To do: Gather from the listing below each line that includes the word "compareSessionsByActivityMinute", and copy it.

Dataset records:
********************
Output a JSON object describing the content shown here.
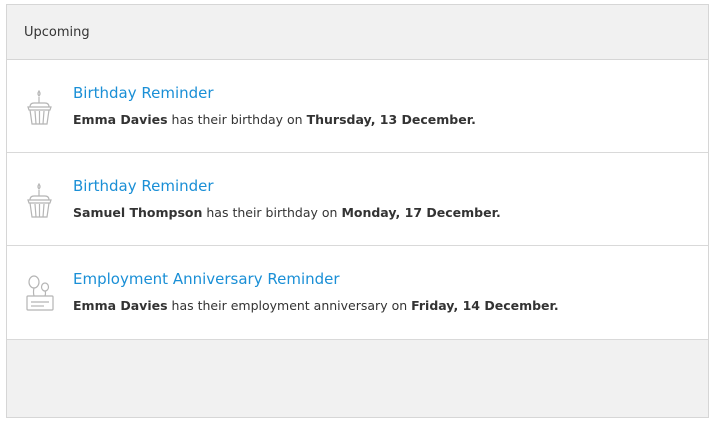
{
  "panel": {
    "title": "Upcoming"
  },
  "reminders": [
    {
      "type": "birthday",
      "icon": "birthday-cake-icon",
      "title": "Birthday Reminder",
      "person": "Emma Davies",
      "middle": "has their birthday on",
      "date": "Thursday, 13 December."
    },
    {
      "type": "birthday",
      "icon": "birthday-cake-icon",
      "title": "Birthday Reminder",
      "person": "Samuel Thompson",
      "middle": "has their birthday on",
      "date": "Monday, 17 December."
    },
    {
      "type": "anniversary",
      "icon": "anniversary-balloons-icon",
      "title": "Employment Anniversary Reminder",
      "person": "Emma Davies",
      "middle": "has their employment anniversary on",
      "date": "Friday, 14 December."
    }
  ],
  "colors": {
    "link": "#1a8fd6",
    "text": "#333333",
    "header_bg": "#f1f1f1",
    "border": "#d6d6d6"
  }
}
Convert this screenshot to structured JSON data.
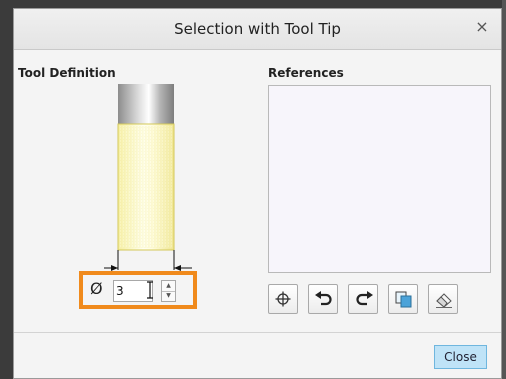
{
  "dialog": {
    "title": "Selection with Tool Tip",
    "close_icon": "×"
  },
  "tool_definition": {
    "label": "Tool Definition",
    "diameter_symbol": "Ø",
    "diameter_value": "3"
  },
  "references": {
    "label": "References",
    "items": []
  },
  "toolbar": {
    "buttons": [
      "crosshair-icon",
      "undo-icon",
      "redo-icon",
      "copy-icon",
      "eraser-icon"
    ]
  },
  "footer": {
    "close_label": "Close"
  },
  "colors": {
    "highlight_border": "#f08a1c",
    "tool_body": "#fffcc8",
    "close_button_bg": "#bfe3f7"
  }
}
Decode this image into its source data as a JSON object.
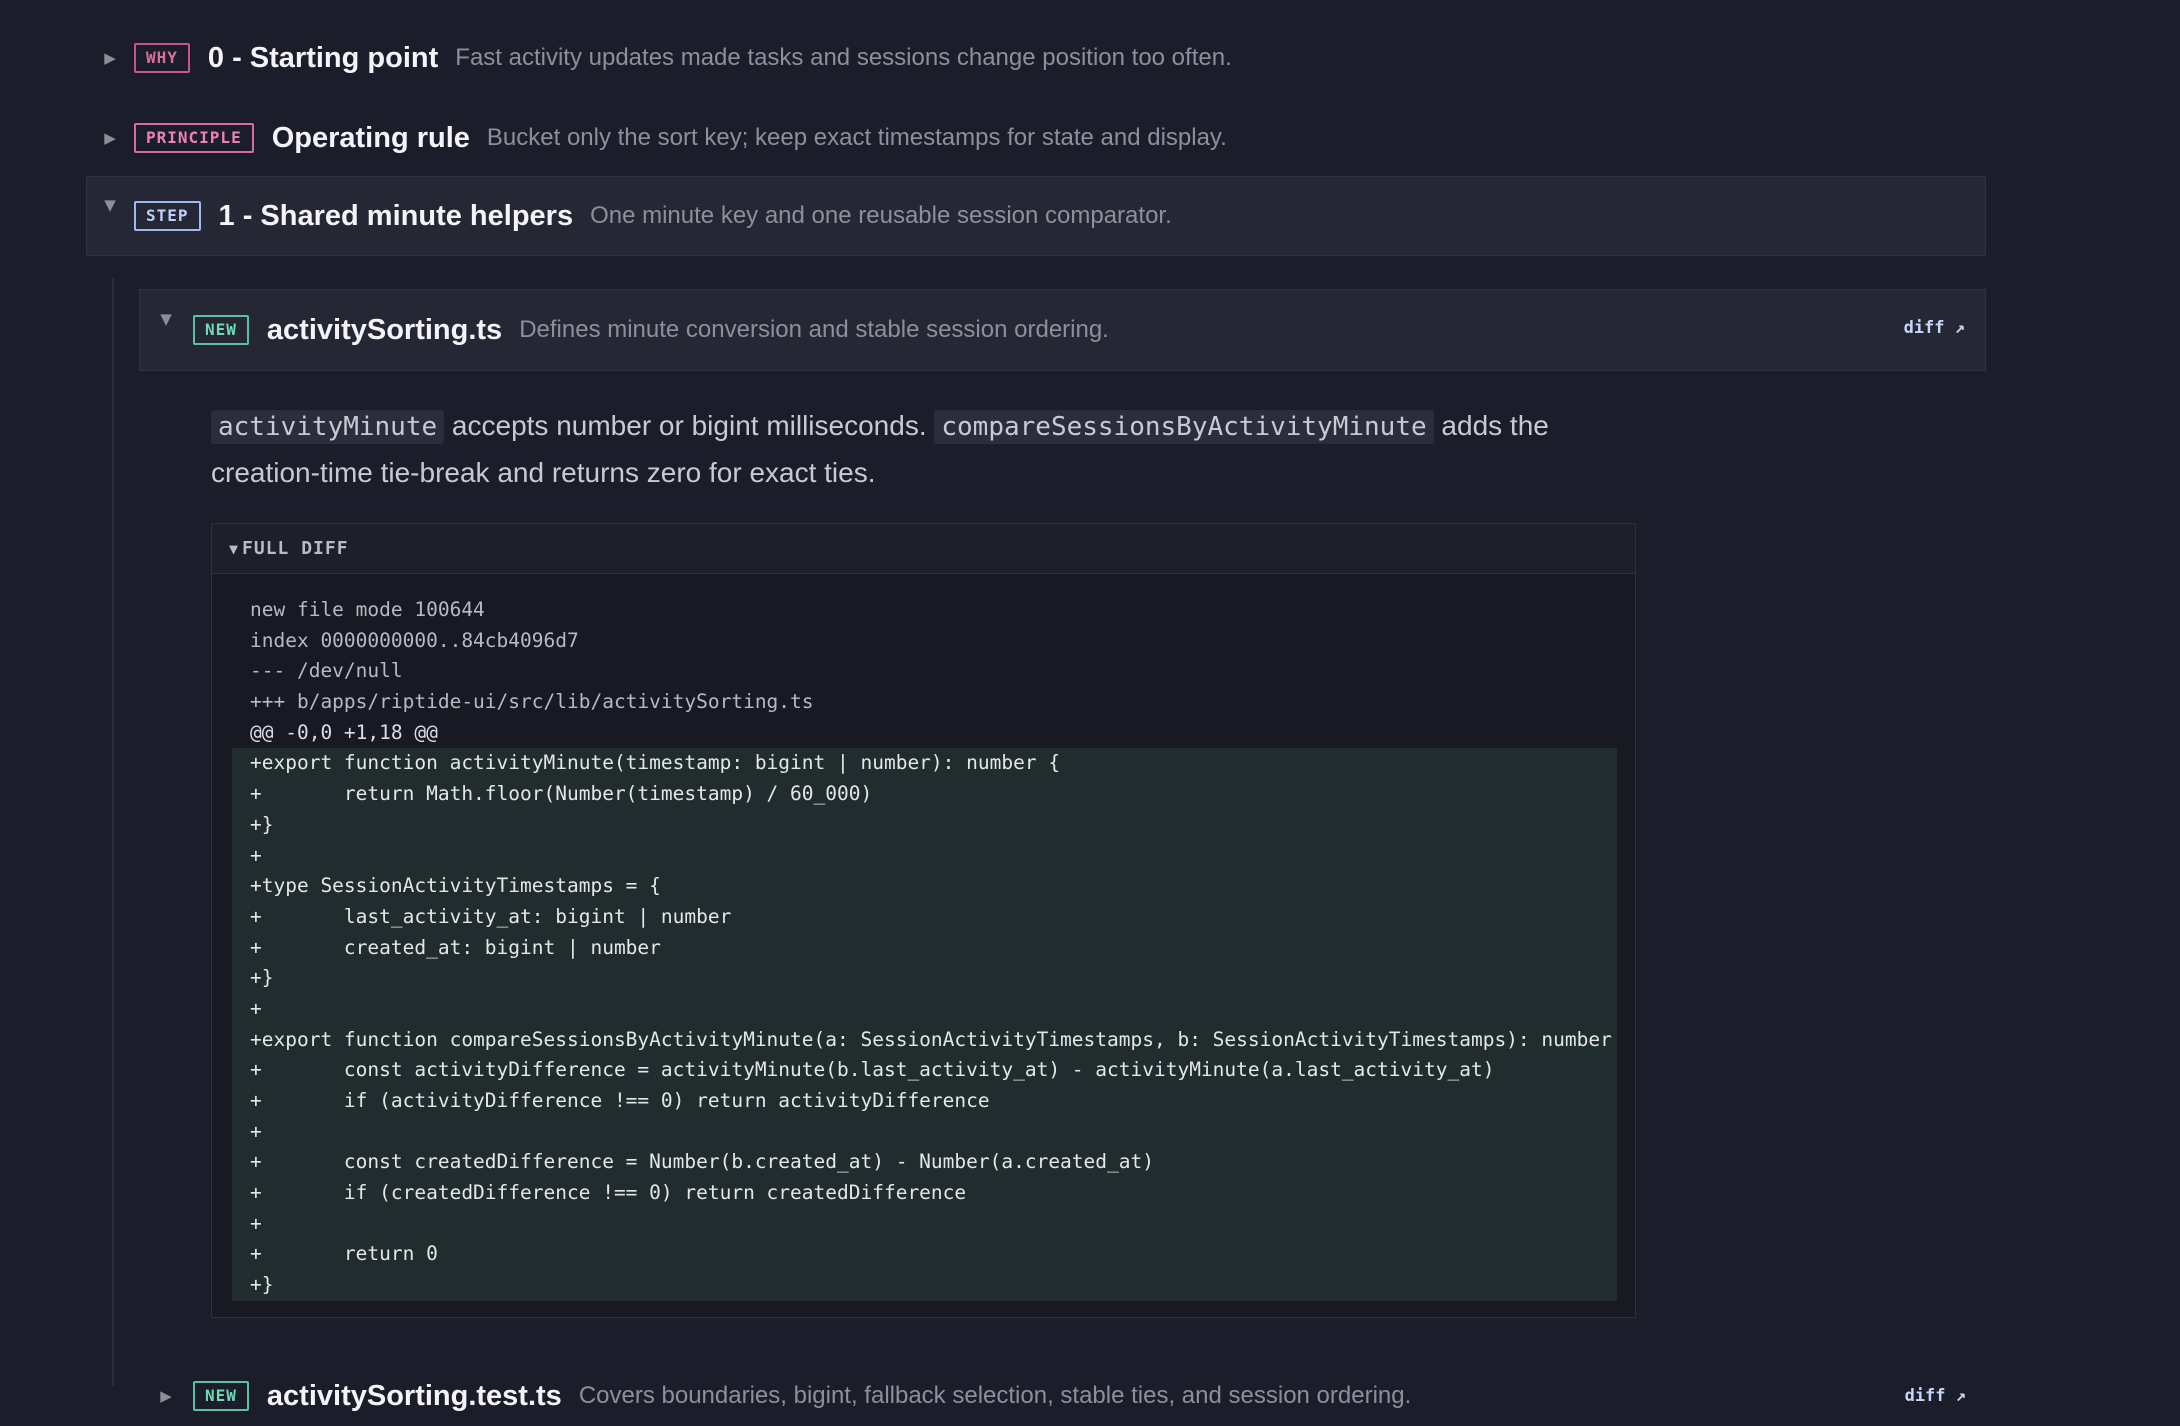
{
  "rows": {
    "why": {
      "badge": "WHY",
      "title": "0 - Starting point",
      "subtitle": "Fast activity updates made tasks and sessions change position too often."
    },
    "principle": {
      "badge": "PRINCIPLE",
      "title": "Operating rule",
      "subtitle": "Bucket only the sort key; keep exact timestamps for state and display."
    },
    "step": {
      "badge": "STEP",
      "title": "1 - Shared minute helpers",
      "subtitle": "One minute key and one reusable session comparator."
    }
  },
  "file": {
    "badge": "NEW",
    "title": "activitySorting.ts",
    "subtitle": "Defines minute conversion and stable session ordering.",
    "diff_link": "diff ↗",
    "desc_code1": "activityMinute",
    "desc_text1": " accepts number or bigint milliseconds. ",
    "desc_code2": "compareSessionsByActivityMinute",
    "desc_text2": " adds the creation-time tie-break and returns zero for exact ties."
  },
  "diff": {
    "header": "FULL DIFF",
    "lines": [
      {
        "t": "meta",
        "s": "new file mode 100644"
      },
      {
        "t": "meta",
        "s": "index 0000000000..84cb4096d7"
      },
      {
        "t": "meta",
        "s": "--- /dev/null"
      },
      {
        "t": "meta",
        "s": "+++ b/apps/riptide-ui/src/lib/activitySorting.ts"
      },
      {
        "t": "hunk",
        "s": "@@ -0,0 +1,18 @@"
      },
      {
        "t": "add",
        "s": "+export function activityMinute(timestamp: bigint | number): number {"
      },
      {
        "t": "add",
        "s": "+       return Math.floor(Number(timestamp) / 60_000)"
      },
      {
        "t": "add",
        "s": "+}"
      },
      {
        "t": "add",
        "s": "+"
      },
      {
        "t": "add",
        "s": "+type SessionActivityTimestamps = {"
      },
      {
        "t": "add",
        "s": "+       last_activity_at: bigint | number"
      },
      {
        "t": "add",
        "s": "+       created_at: bigint | number"
      },
      {
        "t": "add",
        "s": "+}"
      },
      {
        "t": "add",
        "s": "+"
      },
      {
        "t": "add",
        "s": "+export function compareSessionsByActivityMinute(a: SessionActivityTimestamps, b: SessionActivityTimestamps): number {"
      },
      {
        "t": "add",
        "s": "+       const activityDifference = activityMinute(b.last_activity_at) - activityMinute(a.last_activity_at)"
      },
      {
        "t": "add",
        "s": "+       if (activityDifference !== 0) return activityDifference"
      },
      {
        "t": "add",
        "s": "+"
      },
      {
        "t": "add",
        "s": "+       const createdDifference = Number(b.created_at) - Number(a.created_at)"
      },
      {
        "t": "add",
        "s": "+       if (createdDifference !== 0) return createdDifference"
      },
      {
        "t": "add",
        "s": "+"
      },
      {
        "t": "add",
        "s": "+       return 0"
      },
      {
        "t": "add",
        "s": "+}"
      }
    ]
  },
  "next_file": {
    "badge": "NEW",
    "title": "activitySorting.test.ts",
    "subtitle": "Covers boundaries, bigint, fallback selection, stable ties, and session ordering.",
    "diff_link": "diff ↗"
  },
  "icons": {
    "collapsed": "triangle-right",
    "expanded": "triangle-down"
  },
  "colors": {
    "background": "#1c1d2a",
    "panel": "#262735",
    "added_line": "#212c2e",
    "badge_why": "#d770a0",
    "badge_step": "#bcd3ff",
    "badge_new": "#6fd8b4"
  }
}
********************
Exercise solution:
    "desc_code2": "compareSessionsByActivityMinute",
        "s": "+export function compareSessionsByActivityMinute(a: SessionActivityTimestamps, b: SessionActivityTimestamps): number {"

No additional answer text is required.